Your task is to print every entry below exactly as given.

- [Records to process]
::::
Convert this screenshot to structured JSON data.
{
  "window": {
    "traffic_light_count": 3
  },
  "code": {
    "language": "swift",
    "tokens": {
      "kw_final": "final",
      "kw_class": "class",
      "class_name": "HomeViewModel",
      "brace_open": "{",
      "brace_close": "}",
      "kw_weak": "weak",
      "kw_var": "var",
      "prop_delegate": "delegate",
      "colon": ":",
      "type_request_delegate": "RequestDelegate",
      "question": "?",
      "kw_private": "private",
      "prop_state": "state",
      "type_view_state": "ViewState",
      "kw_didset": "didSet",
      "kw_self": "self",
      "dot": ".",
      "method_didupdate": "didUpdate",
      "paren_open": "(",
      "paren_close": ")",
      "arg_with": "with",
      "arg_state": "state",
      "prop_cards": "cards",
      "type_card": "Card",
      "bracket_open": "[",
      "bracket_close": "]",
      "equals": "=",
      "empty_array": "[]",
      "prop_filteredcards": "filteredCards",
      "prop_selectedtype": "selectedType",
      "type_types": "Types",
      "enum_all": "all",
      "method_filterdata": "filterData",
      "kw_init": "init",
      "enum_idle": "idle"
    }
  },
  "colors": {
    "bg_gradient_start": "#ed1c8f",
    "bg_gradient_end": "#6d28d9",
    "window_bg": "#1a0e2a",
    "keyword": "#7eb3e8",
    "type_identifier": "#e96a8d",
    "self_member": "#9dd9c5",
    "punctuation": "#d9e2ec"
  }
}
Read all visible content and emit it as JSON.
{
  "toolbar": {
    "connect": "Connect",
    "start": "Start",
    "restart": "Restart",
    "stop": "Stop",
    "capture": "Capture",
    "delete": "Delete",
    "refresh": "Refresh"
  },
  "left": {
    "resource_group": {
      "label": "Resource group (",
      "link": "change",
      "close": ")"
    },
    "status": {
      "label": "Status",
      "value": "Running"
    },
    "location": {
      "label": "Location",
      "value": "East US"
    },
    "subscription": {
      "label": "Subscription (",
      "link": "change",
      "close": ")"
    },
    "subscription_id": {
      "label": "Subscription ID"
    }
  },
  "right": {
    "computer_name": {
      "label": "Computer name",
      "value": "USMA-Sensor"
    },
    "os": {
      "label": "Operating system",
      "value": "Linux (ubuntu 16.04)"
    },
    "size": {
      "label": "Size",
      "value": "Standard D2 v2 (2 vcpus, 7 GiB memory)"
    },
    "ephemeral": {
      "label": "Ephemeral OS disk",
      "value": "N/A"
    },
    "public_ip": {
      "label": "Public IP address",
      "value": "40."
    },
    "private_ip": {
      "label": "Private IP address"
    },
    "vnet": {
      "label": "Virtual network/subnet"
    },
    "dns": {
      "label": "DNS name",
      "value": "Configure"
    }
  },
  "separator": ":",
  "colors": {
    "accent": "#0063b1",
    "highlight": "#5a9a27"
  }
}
::::
- [Reply]
Convert this screenshot to structured JSON data.
{
  "window": {
    "traffic_light_count": 3
  },
  "code": {
    "language": "swift",
    "tokens": {
      "kw_final": "final",
      "kw_class": "class",
      "class_name": "HomeViewModel",
      "brace_open": "{",
      "brace_close": "}",
      "kw_weak": "weak",
      "kw_var": "var",
      "prop_delegate": "delegate",
      "colon": ":",
      "type_request_delegate": "RequestDelegate",
      "question": "?",
      "kw_private": "private",
      "prop_state": "state",
      "type_view_state": "ViewState",
      "kw_didset": "didSet",
      "kw_self": "self",
      "dot": ".",
      "method_didupdate": "didUpdate",
      "paren_open": "(",
      "paren_close": ")",
      "arg_with": "with",
      "arg_state": "state",
      "prop_cards": "cards",
      "type_card": "Card",
      "bracket_open": "[",
      "bracket_close": "]",
      "equals": "=",
      "empty_array": "[]",
      "prop_filteredcards": "filteredCards",
      "prop_selectedtype": "selectedType",
      "type_types": "Types",
      "enum_all": "all",
      "method_filterdata": "filterData",
      "kw_init": "init",
      "enum_idle": "idle"
    }
  },
  "colors": {
    "bg_gradient_start": "#ed1c8f",
    "bg_gradient_end": "#6d28d9",
    "window_bg": "#1a0e2a",
    "keyword": "#7eb3e8",
    "type_identifier": "#e96a8d",
    "self_member": "#9dd9c5",
    "punctuation": "#d9e2ec"
  }
}
Read all visible content and emit it as JSON.
{
  "toolbar": {
    "connect": "Connect",
    "start": "Start",
    "restart": "Restart",
    "stop": "Stop",
    "capture": "Capture",
    "delete": "Delete",
    "refresh": "Refresh"
  },
  "left": {
    "resource_group": {
      "label": "Resource group (",
      "link": "change",
      "close": ")"
    },
    "status": {
      "label": "Status",
      "value": "Running"
    },
    "location": {
      "label": "Location",
      "value": "East US"
    },
    "subscription": {
      "label": "Subscription (",
      "link": "change",
      "close": ")"
    },
    "subscription_id": {
      "label": "Subscription ID"
    }
  },
  "right": {
    "computer_name": {
      "label": "Computer name",
      "value": "USMA-Sensor"
    },
    "os": {
      "label": "Operating system",
      "value": "Linux (ubuntu 16.04)"
    },
    "size": {
      "label": "Size",
      "value": "Standard D2 v2 (2 vcpus, 7 GiB memory)"
    },
    "ephemeral": {
      "label": "Ephemeral OS disk",
      "value": "N/A"
    },
    "public_ip": {
      "label": "Public IP address",
      "value": "40."
    },
    "private_ip": {
      "label": "Private IP address"
    },
    "vnet": {
      "label": "Virtual network/subnet"
    },
    "dns": {
      "label": "DNS name",
      "value": "Configure"
    }
  },
  "separator": ":",
  "colors": {
    "accent": "#0063b1",
    "highlight": "#5a9a27"
  }
}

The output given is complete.